OBJECTIVE »
Restate each of the lines given below, word for word.

#### MATERIAL PROVIDED

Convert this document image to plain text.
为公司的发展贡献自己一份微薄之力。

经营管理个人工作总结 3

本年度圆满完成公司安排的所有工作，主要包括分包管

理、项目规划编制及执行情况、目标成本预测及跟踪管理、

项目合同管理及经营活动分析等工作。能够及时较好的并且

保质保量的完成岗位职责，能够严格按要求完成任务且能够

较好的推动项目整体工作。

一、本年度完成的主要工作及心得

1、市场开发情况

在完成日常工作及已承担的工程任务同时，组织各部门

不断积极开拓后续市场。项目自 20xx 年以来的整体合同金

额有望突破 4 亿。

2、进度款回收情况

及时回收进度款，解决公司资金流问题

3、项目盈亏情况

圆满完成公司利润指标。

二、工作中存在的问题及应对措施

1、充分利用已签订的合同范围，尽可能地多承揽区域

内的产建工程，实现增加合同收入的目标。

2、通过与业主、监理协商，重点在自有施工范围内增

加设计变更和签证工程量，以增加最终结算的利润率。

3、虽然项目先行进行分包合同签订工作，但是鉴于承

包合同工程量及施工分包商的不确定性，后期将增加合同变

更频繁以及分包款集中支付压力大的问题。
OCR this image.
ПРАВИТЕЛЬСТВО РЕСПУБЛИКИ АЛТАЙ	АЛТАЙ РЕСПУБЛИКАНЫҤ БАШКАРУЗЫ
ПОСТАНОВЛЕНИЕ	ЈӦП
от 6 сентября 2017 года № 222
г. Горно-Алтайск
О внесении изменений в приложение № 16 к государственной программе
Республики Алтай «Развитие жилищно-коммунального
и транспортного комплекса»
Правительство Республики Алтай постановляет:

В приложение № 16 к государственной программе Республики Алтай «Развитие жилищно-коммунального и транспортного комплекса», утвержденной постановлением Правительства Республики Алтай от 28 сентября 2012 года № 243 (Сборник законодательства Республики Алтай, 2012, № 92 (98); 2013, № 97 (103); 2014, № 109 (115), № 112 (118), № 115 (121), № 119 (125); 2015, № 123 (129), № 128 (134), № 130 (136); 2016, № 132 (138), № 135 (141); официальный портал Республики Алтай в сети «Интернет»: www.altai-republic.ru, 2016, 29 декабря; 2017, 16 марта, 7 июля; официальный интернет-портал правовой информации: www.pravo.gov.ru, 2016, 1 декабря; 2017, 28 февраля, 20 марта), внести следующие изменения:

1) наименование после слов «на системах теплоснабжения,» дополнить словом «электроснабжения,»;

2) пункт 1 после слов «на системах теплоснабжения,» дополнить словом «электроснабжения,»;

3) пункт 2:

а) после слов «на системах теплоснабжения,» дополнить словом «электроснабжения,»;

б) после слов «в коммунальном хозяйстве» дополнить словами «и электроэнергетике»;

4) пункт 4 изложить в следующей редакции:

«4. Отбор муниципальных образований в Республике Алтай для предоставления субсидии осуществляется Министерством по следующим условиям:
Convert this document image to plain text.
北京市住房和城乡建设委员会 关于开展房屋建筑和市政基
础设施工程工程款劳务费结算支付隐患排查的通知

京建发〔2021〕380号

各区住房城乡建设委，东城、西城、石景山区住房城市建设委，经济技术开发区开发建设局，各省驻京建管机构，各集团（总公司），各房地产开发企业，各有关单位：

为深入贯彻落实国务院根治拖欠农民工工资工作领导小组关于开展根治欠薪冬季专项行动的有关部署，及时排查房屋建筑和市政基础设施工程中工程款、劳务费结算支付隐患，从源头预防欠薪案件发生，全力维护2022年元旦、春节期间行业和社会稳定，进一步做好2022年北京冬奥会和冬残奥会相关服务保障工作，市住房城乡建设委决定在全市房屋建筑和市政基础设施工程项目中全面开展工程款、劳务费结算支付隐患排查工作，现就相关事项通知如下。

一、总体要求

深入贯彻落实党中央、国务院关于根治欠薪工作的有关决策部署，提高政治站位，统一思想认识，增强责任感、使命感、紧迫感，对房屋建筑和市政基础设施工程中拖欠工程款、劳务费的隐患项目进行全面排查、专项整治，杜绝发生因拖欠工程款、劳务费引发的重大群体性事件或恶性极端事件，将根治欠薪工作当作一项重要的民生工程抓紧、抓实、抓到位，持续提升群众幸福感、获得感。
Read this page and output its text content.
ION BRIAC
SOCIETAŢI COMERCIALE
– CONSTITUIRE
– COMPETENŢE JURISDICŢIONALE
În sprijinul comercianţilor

########

RESULT BELOW »
Convert this document image to plain text.
为公司的发展贡献自己一份微薄之力。

经营管理个人工作总结 3

本年度圆满完成公司安排的所有工作，主要包括分包管

理、项目规划编制及执行情况、目标成本预测及跟踪管理、

项目合同管理及经营活动分析等工作。能够及时较好的并且

保质保量的完成岗位职责，能够严格按要求完成任务且能够

较好的推动项目整体工作。

一、本年度完成的主要工作及心得

1、市场开发情况

在完成日常工作及已承担的工程任务同时，组织各部门

不断积极开拓后续市场。项目自 20xx 年以来的整体合同金

额有望突破 4 亿。

2、进度款回收情况

及时回收进度款，解决公司资金流问题

3、项目盈亏情况

圆满完成公司利润指标。

二、工作中存在的问题及应对措施

1、充分利用已签订的合同范围，尽可能地多承揽区域

内的产建工程，实现增加合同收入的目标。

2、通过与业主、监理协商，重点在自有施工范围内增

加设计变更和签证工程量，以增加最终结算的利润率。

3、虽然项目先行进行分包合同签订工作，但是鉴于承

包合同工程量及施工分包商的不确定性，后期将增加合同变

更频繁以及分包款集中支付压力大的问题。
OCR this image.
ПРАВИТЕЛЬСТВО РЕСПУБЛИКИ АЛТАЙ	АЛТАЙ РЕСПУБЛИКАНЫҤ БАШКАРУЗЫ
ПОСТАНОВЛЕНИЕ	ЈӦП
от 6 сентября 2017 года № 222
г. Горно-Алтайск
О внесении изменений в приложение № 16 к государственной программе
Республики Алтай «Развитие жилищно-коммунального
и транспортного комплекса»
Правительство Республики Алтай постановляет:

В приложение № 16 к государственной программе Республики Алтай «Развитие жилищно-коммунального и транспортного комплекса», утвержденной постановлением Правительства Республики Алтай от 28 сентября 2012 года № 243 (Сборник законодательства Республики Алтай, 2012, № 92 (98); 2013, № 97 (103); 2014, № 109 (115), № 112 (118), № 115 (121), № 119 (125); 2015, № 123 (129), № 128 (134), № 130 (136); 2016, № 132 (138), № 135 (141); официальный портал Республики Алтай в сети «Интернет»: www.altai-republic.ru, 2016, 29 декабря; 2017, 16 марта, 7 июля; официальный интернет-портал правовой информации: www.pravo.gov.ru, 2016, 1 декабря; 2017, 28 февраля, 20 марта), внести следующие изменения:

1) наименование после слов «на системах теплоснабжения,» дополнить словом «электроснабжения,»;

2) пункт 1 после слов «на системах теплоснабжения,» дополнить словом «электроснабжения,»;

3) пункт 2:

а) после слов «на системах теплоснабжения,» дополнить словом «электроснабжения,»;

б) после слов «в коммунальном хозяйстве» дополнить словами «и электроэнергетике»;

4) пункт 4 изложить в следующей редакции:

«4. Отбор муниципальных образований в Республике Алтай для предоставления субсидии осуществляется Министерством по следующим условиям:
Convert this document image to plain text.
北京市住房和城乡建设委员会 关于开展房屋建筑和市政基
础设施工程工程款劳务费结算支付隐患排查的通知

京建发〔2021〕380号

各区住房城乡建设委，东城、西城、石景山区住房城市建设委，经济技术开发区开发建设局，各省驻京建管机构，各集团（总公司），各房地产开发企业，各有关单位：

为深入贯彻落实国务院根治拖欠农民工工资工作领导小组关于开展根治欠薪冬季专项行动的有关部署，及时排查房屋建筑和市政基础设施工程中工程款、劳务费结算支付隐患，从源头预防欠薪案件发生，全力维护2022年元旦、春节期间行业和社会稳定，进一步做好2022年北京冬奥会和冬残奥会相关服务保障工作，市住房城乡建设委决定在全市房屋建筑和市政基础设施工程项目中全面开展工程款、劳务费结算支付隐患排查工作，现就相关事项通知如下。

一、总体要求

深入贯彻落实党中央、国务院关于根治欠薪工作的有关决策部署，提高政治站位，统一思想认识，增强责任感、使命感、紧迫感，对房屋建筑和市政基础设施工程中拖欠工程款、劳务费的隐患项目进行全面排查、专项整治，杜绝发生因拖欠工程款、劳务费引发的重大群体性事件或恶性极端事件，将根治欠薪工作当作一项重要的民生工程抓紧、抓实、抓到位，持续提升群众幸福感、获得感。
Read this page and output its text content.
ION BRIAC
SOCIETAŢI COMERCIALE
– CONSTITUIRE
– COMPETENŢE JURISDICŢIONALE
În sprijinul comercianţilor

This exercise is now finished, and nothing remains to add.